#### [Written task]
Output every line exactly as written. Leave out pictures.

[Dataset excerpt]
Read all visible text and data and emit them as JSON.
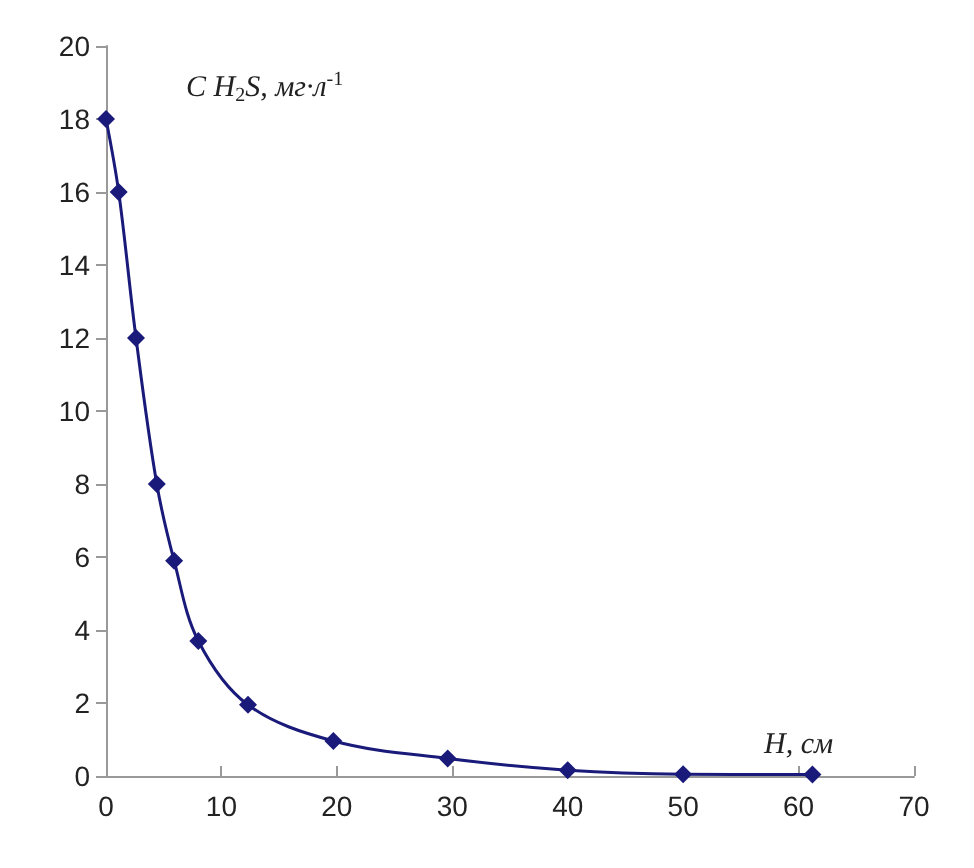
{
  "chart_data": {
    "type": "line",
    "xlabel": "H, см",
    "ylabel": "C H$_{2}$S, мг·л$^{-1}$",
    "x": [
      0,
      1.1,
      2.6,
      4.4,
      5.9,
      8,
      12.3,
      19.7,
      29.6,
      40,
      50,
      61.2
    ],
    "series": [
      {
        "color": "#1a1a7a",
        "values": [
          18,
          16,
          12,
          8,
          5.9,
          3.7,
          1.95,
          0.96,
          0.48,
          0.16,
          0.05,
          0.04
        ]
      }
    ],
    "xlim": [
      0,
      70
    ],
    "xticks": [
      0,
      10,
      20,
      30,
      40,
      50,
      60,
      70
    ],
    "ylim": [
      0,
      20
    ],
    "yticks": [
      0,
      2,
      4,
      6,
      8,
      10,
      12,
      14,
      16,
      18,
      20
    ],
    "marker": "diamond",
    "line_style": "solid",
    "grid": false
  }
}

#### [Task solution]
Read all visible text and data and emit them as JSON.
{
  "chart_data": {
    "type": "line",
    "xlabel": "H, см",
    "ylabel": "C H$_{2}$S, мг·л$^{-1}$",
    "x": [
      0,
      1.1,
      2.6,
      4.4,
      5.9,
      8,
      12.3,
      19.7,
      29.6,
      40,
      50,
      61.2
    ],
    "series": [
      {
        "color": "#1a1a7a",
        "values": [
          18,
          16,
          12,
          8,
          5.9,
          3.7,
          1.95,
          0.96,
          0.48,
          0.16,
          0.05,
          0.04
        ]
      }
    ],
    "xlim": [
      0,
      70
    ],
    "xticks": [
      0,
      10,
      20,
      30,
      40,
      50,
      60,
      70
    ],
    "ylim": [
      0,
      20
    ],
    "yticks": [
      0,
      2,
      4,
      6,
      8,
      10,
      12,
      14,
      16,
      18,
      20
    ],
    "marker": "diamond",
    "line_style": "solid",
    "grid": false
  }
}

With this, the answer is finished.